Reproduce the material word for word; the images stay out.

(Data excerpts)

• • •

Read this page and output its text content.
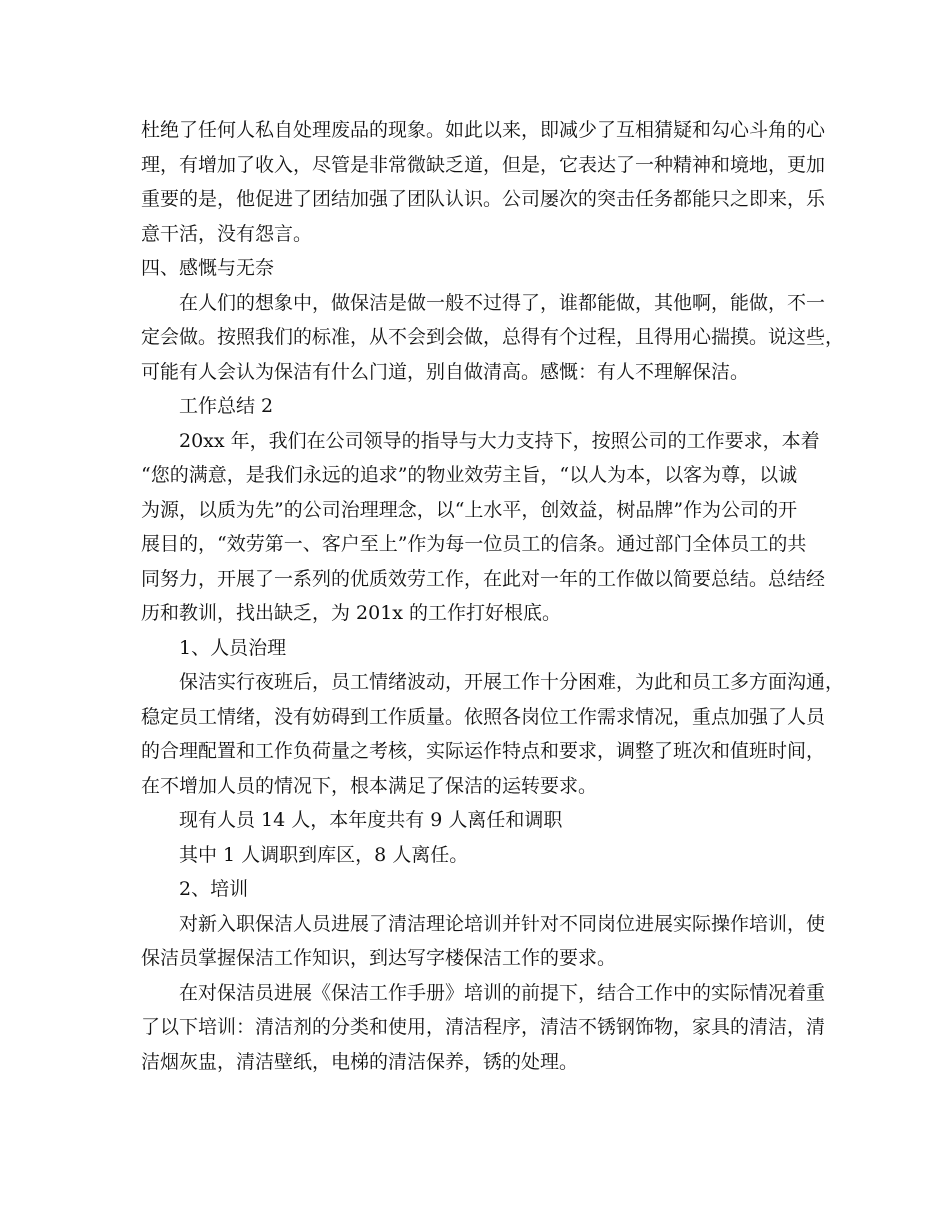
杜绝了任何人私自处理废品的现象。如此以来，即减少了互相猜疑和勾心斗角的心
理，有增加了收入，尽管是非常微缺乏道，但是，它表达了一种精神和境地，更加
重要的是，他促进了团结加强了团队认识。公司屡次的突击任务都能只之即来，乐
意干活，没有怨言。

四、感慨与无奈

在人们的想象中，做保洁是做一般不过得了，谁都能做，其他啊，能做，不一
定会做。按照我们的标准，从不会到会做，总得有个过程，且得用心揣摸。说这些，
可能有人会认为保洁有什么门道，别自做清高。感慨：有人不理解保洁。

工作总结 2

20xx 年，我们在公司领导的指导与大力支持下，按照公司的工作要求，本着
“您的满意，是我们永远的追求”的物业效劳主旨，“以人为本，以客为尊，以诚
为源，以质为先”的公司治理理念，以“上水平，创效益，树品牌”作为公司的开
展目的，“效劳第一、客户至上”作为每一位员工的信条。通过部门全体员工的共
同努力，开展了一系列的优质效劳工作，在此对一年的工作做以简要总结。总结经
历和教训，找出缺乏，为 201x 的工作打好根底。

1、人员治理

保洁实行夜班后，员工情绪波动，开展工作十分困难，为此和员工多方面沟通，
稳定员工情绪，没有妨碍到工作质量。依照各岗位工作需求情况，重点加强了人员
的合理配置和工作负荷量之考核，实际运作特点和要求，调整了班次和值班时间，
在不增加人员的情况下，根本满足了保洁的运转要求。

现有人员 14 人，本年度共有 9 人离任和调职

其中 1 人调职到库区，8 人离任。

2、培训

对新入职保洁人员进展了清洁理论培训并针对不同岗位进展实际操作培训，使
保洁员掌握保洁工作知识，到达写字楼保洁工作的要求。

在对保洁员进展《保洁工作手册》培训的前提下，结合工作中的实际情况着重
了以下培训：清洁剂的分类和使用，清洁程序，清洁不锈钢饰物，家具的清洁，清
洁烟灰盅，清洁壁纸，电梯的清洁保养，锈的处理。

• • •

- EXERCISE OUTPUT -
Read this page and output its text content.
杜绝了任何人私自处理废品的现象。如此以来，即减少了互相猜疑和勾心斗角的心
理，有增加了收入，尽管是非常微缺乏道，但是，它表达了一种精神和境地，更加
重要的是，他促进了团结加强了团队认识。公司屡次的突击任务都能只之即来，乐
意干活，没有怨言。

四、感慨与无奈

在人们的想象中，做保洁是做一般不过得了，谁都能做，其他啊，能做，不一
定会做。按照我们的标准，从不会到会做，总得有个过程，且得用心揣摸。说这些，
可能有人会认为保洁有什么门道，别自做清高。感慨：有人不理解保洁。

工作总结 2

20xx 年，我们在公司领导的指导与大力支持下，按照公司的工作要求，本着
“您的满意，是我们永远的追求”的物业效劳主旨，“以人为本，以客为尊，以诚
为源，以质为先”的公司治理理念，以“上水平，创效益，树品牌”作为公司的开
展目的，“效劳第一、客户至上”作为每一位员工的信条。通过部门全体员工的共
同努力，开展了一系列的优质效劳工作，在此对一年的工作做以简要总结。总结经
历和教训，找出缺乏，为 201x 的工作打好根底。

1、人员治理

保洁实行夜班后，员工情绪波动，开展工作十分困难，为此和员工多方面沟通，
稳定员工情绪，没有妨碍到工作质量。依照各岗位工作需求情况，重点加强了人员
的合理配置和工作负荷量之考核，实际运作特点和要求，调整了班次和值班时间，
在不增加人员的情况下，根本满足了保洁的运转要求。

现有人员 14 人，本年度共有 9 人离任和调职

其中 1 人调职到库区，8 人离任。

2、培训

对新入职保洁人员进展了清洁理论培训并针对不同岗位进展实际操作培训，使
保洁员掌握保洁工作知识，到达写字楼保洁工作的要求。

在对保洁员进展《保洁工作手册》培训的前提下，结合工作中的实际情况着重
了以下培训：清洁剂的分类和使用，清洁程序，清洁不锈钢饰物，家具的清洁，清
洁烟灰盅，清洁壁纸，电梯的清洁保养，锈的处理。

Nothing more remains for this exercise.